__Task__:
Transcribe the material in full. Nothing should differ except that the pictures are left out.

___ Available data ___

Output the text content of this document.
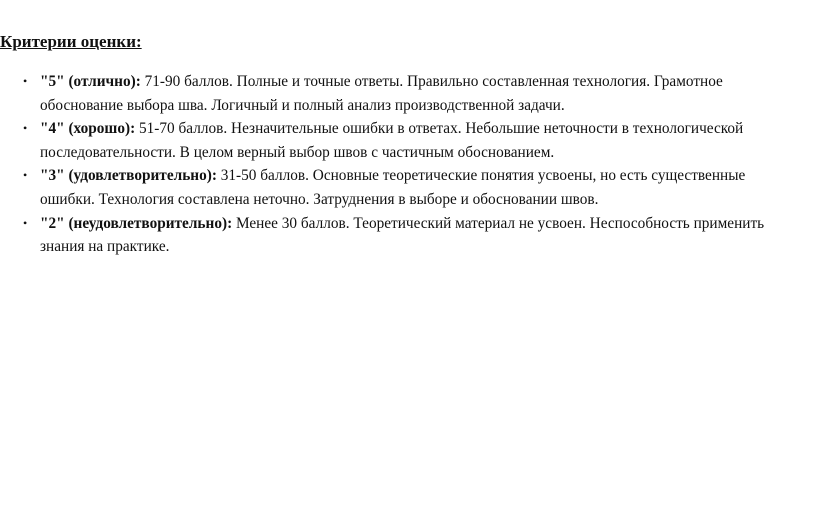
Критерии оценки:
• "5" (отлично): 71-90 баллов. Полные и точные ответы. Правильно составленная технология. Грамотное обоснование выбора шва. Логичный и полный анализ производственной задачи.
• "4" (хорошо): 51-70 баллов. Незначительные ошибки в ответах. Небольшие неточности в технологической последовательности. В целом верный выбор швов с частичным обоснованием.
• "3" (удовлетворительно): 31-50 баллов. Основные теоретические понятия усвоены, но есть существенные ошибки. Технология составлена неточно. Затруднения в выборе и обосновании швов.
• "2" (неудовлетворительно): Менее 30 баллов. Теоретический материал не усвоен. Неспособность применить знания на практике.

___

__Result of the task__:
Output the text content of this document.
Критерии оценки:
• "5" (отлично): 71-90 баллов. Полные и точные ответы. Правильно составленная технология. Грамотное обоснование выбора шва. Логичный и полный анализ производственной задачи.
• "4" (хорошо): 51-70 баллов. Незначительные ошибки в ответах. Небольшие неточности в технологической последовательности. В целом верный выбор швов с частичным обоснованием.
• "3" (удовлетворительно): 31-50 баллов. Основные теоретические понятия усвоены, но есть существенные ошибки. Технология составлена неточно. Затруднения в выборе и обосновании швов.
• "2" (неудовлетворительно): Менее 30 баллов. Теоретический материал не усвоен. Неспособность применить знания на практике.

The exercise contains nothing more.